#### Task requirements
Work through the following lines and count those that hold the word "Plaintes". Reply with that number only.

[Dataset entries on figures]
◇ ◇ ◇ ◇ ◇
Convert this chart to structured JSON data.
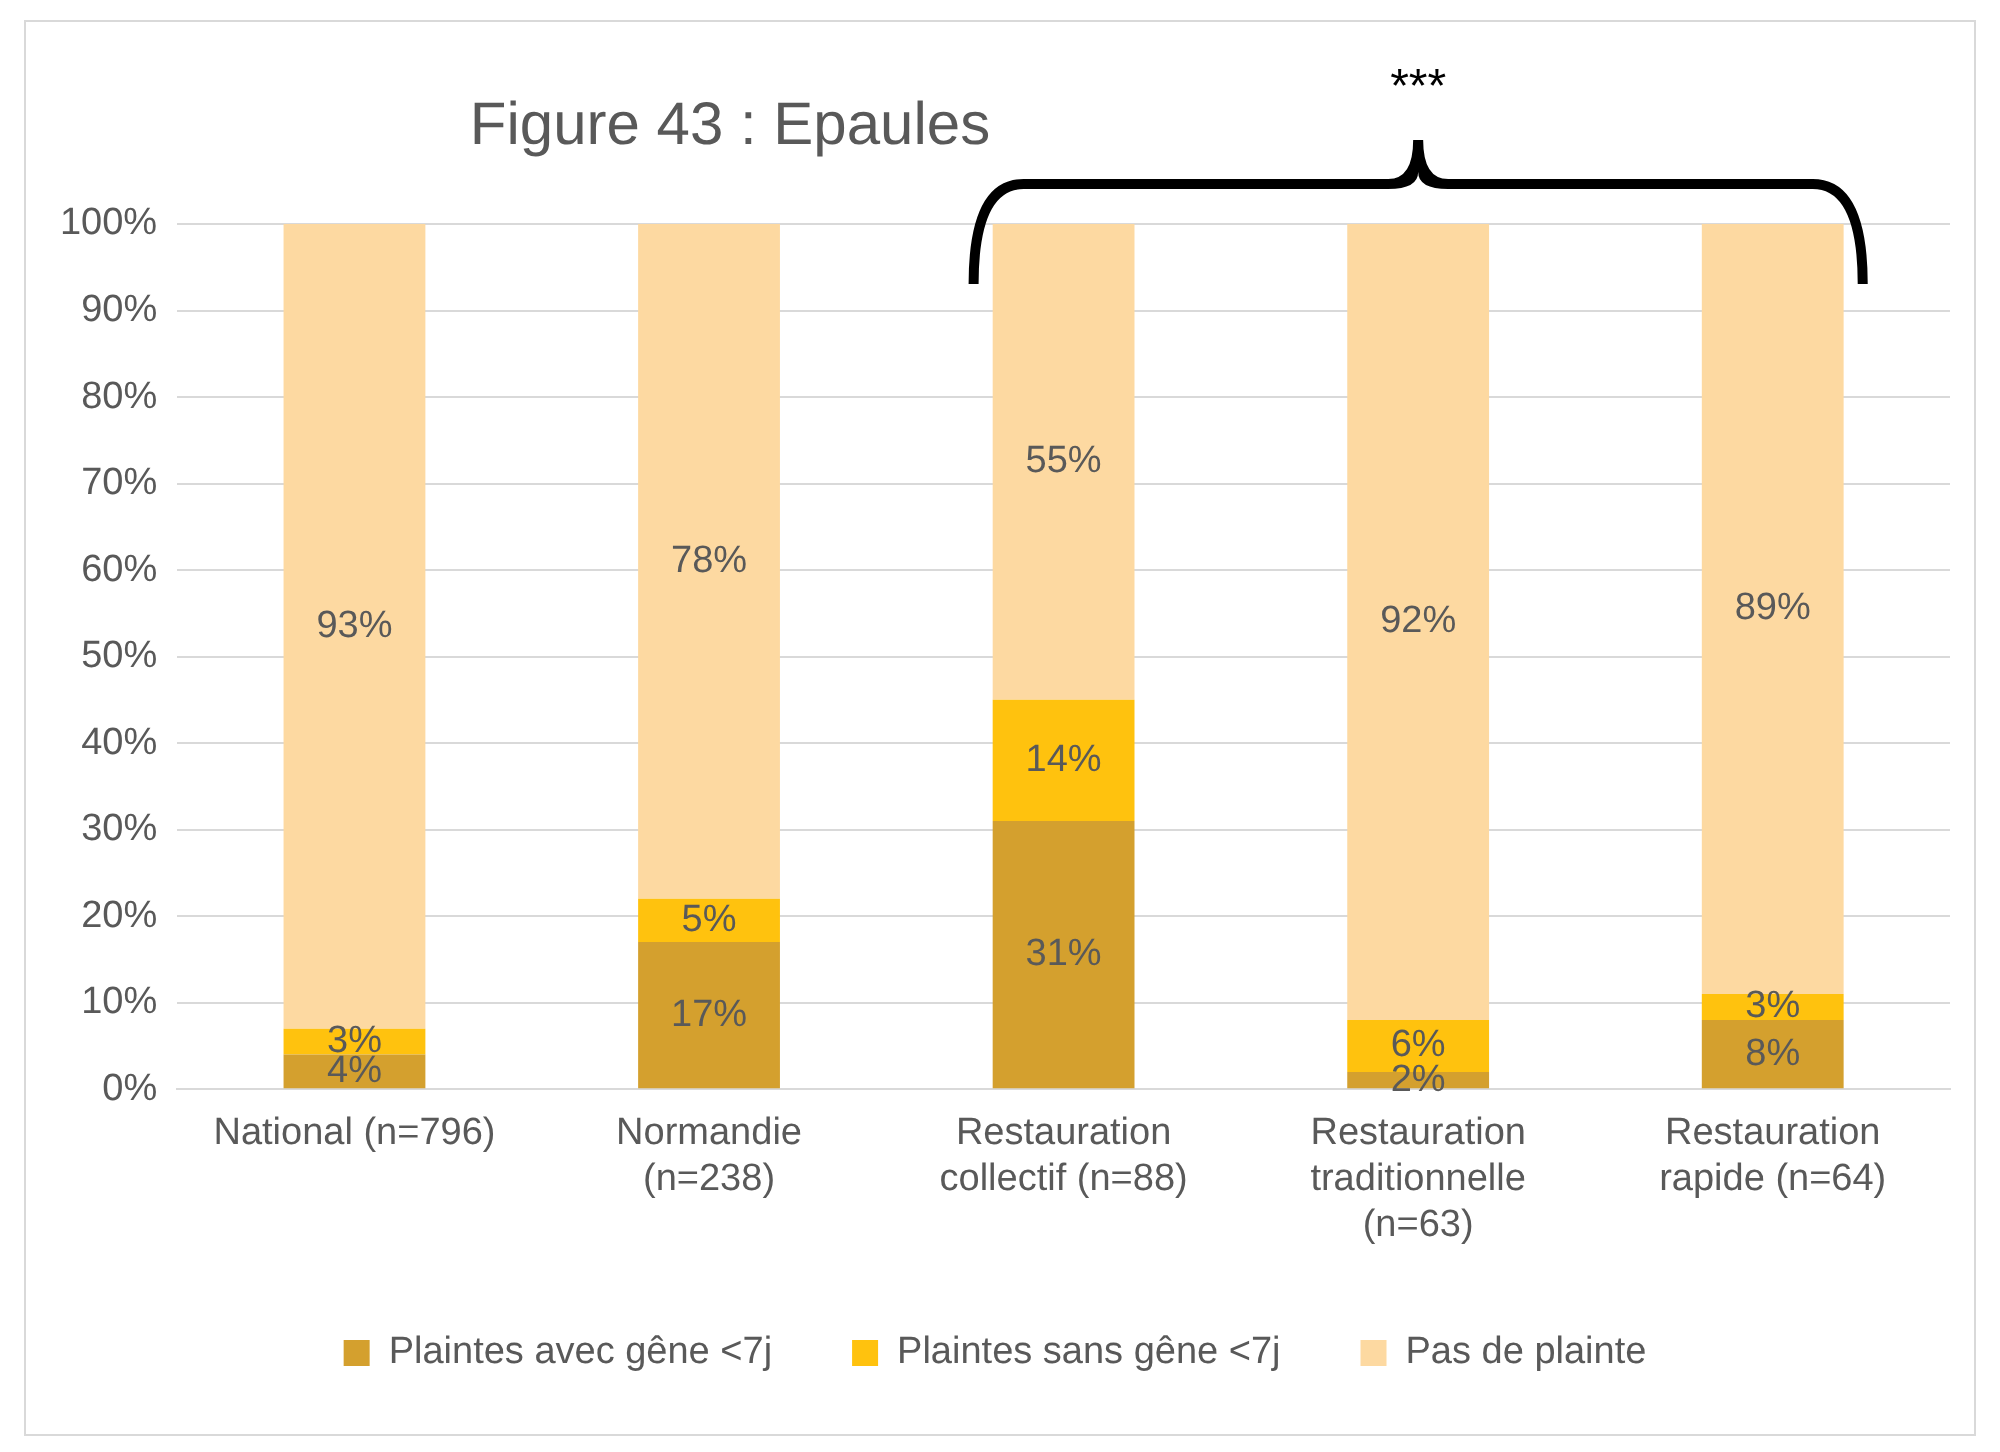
{
  "chart_data": {
    "type": "bar",
    "title": "Figure 43 : Epaules",
    "stacked": true,
    "categories": [
      "National (n=796)",
      "Normandie (n=238)",
      "Restauration collectif (n=88)",
      "Restauration traditionnelle (n=63)",
      "Restauration rapide (n=64)"
    ],
    "series": [
      {
        "name": "Plaintes avec gêne <7j",
        "color": "#d4a02e",
        "values": [
          4,
          17,
          31,
          2,
          8
        ],
        "value_labels": [
          "4%",
          "17%",
          "31%",
          "2%",
          "8%"
        ]
      },
      {
        "name": "Plaintes sans gêne <7j",
        "color": "#ffc20e",
        "values": [
          3,
          5,
          14,
          6,
          3
        ],
        "value_labels": [
          "3%",
          "5%",
          "14%",
          "6%",
          "3%"
        ]
      },
      {
        "name": "Pas de plainte",
        "color": "#fdd9a1",
        "values": [
          93,
          78,
          55,
          92,
          89
        ],
        "value_labels": [
          "93%",
          "78%",
          "55%",
          "92%",
          "89%"
        ]
      }
    ],
    "ylim": [
      0,
      100
    ],
    "yticks": [
      {
        "value": 0,
        "label": "0%"
      },
      {
        "value": 10,
        "label": "10%"
      },
      {
        "value": 20,
        "label": "20%"
      },
      {
        "value": 30,
        "label": "30%"
      },
      {
        "value": 40,
        "label": "40%"
      },
      {
        "value": 50,
        "label": "50%"
      },
      {
        "value": 60,
        "label": "60%"
      },
      {
        "value": 70,
        "label": "70%"
      },
      {
        "value": 80,
        "label": "80%"
      },
      {
        "value": 90,
        "label": "90%"
      },
      {
        "value": 100,
        "label": "100%"
      }
    ],
    "grid": "y",
    "legend": "bottom",
    "annotations": [
      "***"
    ]
  }
}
◇ ◇ ◇ ◇ ◇
#### The solution
2